▶ **What is expected**:
Identify the lines that include the word "образований", then copy all of them.

[Records contained in a dataset]
* START *
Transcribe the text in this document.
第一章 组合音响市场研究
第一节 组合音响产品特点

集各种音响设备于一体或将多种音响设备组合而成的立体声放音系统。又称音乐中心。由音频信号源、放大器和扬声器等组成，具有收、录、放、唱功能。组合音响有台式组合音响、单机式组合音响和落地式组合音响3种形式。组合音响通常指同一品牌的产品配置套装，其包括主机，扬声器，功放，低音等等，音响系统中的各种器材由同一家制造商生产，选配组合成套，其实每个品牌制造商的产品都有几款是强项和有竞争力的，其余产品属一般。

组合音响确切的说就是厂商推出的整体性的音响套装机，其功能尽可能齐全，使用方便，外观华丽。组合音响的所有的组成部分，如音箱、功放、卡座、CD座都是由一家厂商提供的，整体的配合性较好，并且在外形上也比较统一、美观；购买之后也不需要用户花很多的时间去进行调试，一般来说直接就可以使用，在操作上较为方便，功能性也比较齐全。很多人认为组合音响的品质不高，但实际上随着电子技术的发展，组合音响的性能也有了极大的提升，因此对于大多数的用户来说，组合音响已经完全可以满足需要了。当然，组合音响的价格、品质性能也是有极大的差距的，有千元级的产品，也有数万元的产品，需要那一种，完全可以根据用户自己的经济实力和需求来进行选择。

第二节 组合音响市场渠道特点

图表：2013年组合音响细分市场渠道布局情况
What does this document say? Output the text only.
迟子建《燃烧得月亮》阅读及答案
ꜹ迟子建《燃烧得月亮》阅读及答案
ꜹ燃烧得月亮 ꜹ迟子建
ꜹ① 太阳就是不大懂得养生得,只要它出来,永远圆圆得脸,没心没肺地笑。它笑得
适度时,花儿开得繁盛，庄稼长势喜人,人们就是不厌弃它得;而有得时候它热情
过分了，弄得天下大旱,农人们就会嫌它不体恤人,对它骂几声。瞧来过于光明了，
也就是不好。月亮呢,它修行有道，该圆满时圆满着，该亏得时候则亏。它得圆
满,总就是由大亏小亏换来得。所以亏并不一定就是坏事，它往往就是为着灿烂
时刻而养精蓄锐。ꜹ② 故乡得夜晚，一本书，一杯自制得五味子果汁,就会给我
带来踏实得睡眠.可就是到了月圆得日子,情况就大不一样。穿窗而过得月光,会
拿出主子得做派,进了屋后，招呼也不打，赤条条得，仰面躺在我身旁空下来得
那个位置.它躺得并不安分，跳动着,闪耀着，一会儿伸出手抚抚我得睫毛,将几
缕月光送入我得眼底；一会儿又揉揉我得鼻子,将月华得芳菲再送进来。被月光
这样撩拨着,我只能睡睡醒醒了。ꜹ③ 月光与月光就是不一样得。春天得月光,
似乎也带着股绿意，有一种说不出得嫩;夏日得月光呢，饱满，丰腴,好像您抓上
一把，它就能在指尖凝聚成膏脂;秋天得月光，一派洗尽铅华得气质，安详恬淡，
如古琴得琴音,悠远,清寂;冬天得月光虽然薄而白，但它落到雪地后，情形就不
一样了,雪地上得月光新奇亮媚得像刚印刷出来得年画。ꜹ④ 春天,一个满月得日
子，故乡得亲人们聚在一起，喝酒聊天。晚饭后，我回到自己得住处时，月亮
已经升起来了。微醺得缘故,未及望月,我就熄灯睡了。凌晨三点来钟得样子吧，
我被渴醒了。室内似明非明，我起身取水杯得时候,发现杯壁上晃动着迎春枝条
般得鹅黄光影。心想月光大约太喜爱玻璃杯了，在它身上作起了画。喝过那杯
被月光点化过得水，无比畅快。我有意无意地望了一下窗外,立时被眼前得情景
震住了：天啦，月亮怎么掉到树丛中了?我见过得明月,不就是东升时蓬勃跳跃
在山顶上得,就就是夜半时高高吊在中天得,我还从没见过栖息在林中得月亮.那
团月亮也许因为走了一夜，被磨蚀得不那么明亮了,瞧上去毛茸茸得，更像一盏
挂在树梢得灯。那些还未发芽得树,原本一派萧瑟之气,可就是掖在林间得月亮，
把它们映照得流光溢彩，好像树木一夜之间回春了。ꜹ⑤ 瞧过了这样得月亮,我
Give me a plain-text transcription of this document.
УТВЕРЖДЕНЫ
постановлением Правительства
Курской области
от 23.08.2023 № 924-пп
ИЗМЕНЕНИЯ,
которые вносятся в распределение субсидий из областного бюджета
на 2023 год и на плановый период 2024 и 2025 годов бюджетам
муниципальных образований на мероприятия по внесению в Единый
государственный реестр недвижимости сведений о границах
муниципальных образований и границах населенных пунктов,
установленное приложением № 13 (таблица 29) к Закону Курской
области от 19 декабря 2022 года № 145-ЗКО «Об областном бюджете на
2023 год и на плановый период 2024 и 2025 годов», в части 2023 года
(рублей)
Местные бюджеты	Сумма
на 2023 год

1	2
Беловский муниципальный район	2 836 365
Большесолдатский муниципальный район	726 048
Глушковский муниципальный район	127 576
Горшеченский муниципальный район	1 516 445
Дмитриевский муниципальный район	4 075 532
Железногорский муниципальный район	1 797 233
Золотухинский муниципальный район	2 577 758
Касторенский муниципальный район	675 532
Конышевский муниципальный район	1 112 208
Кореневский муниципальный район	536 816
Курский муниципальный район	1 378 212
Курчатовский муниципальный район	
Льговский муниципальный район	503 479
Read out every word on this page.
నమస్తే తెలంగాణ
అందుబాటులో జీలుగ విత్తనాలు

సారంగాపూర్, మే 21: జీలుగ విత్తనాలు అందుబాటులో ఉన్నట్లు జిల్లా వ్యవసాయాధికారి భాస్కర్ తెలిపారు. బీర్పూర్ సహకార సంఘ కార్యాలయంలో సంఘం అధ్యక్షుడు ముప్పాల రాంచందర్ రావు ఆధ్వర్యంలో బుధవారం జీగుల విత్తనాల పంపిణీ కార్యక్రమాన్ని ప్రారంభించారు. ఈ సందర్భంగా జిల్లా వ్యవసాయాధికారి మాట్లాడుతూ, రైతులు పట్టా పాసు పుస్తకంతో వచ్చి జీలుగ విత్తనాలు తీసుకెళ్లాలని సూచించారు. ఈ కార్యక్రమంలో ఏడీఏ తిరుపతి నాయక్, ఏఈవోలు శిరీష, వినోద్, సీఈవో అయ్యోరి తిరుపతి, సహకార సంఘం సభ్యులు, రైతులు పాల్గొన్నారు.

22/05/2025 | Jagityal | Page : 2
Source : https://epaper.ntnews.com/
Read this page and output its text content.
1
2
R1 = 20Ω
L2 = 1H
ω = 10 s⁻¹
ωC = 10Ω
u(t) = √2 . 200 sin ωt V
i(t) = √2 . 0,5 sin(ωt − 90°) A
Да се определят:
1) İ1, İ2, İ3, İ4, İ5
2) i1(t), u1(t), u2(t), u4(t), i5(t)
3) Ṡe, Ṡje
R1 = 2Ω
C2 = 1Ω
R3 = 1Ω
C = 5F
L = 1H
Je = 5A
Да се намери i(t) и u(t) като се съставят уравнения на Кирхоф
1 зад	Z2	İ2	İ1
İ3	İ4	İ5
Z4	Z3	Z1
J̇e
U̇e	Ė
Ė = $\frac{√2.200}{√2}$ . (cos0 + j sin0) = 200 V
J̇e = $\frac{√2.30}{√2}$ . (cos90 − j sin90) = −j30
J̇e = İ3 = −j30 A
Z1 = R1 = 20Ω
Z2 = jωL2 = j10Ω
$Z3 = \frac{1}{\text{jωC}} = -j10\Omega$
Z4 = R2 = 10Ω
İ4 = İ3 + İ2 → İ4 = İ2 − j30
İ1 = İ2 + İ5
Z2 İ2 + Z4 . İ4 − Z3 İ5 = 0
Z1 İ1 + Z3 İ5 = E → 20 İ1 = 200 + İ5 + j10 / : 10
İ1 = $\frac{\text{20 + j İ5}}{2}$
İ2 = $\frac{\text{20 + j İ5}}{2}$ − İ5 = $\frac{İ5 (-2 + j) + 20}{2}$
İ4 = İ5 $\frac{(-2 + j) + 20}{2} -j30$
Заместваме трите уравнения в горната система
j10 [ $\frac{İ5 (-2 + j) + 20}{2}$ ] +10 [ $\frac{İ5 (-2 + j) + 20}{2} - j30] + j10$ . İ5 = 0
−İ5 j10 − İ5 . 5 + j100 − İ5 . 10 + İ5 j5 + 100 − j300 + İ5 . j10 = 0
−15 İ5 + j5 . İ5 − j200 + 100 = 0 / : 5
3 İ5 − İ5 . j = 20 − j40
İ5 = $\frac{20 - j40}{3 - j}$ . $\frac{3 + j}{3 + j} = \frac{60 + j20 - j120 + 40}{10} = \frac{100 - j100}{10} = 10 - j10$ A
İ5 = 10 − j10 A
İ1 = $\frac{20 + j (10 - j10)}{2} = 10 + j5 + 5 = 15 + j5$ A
* END *
▶ **Full answer**:
муниципальных образований на мероприятия по внесению в Единый
муниципальных образований и границах населенных пунктов,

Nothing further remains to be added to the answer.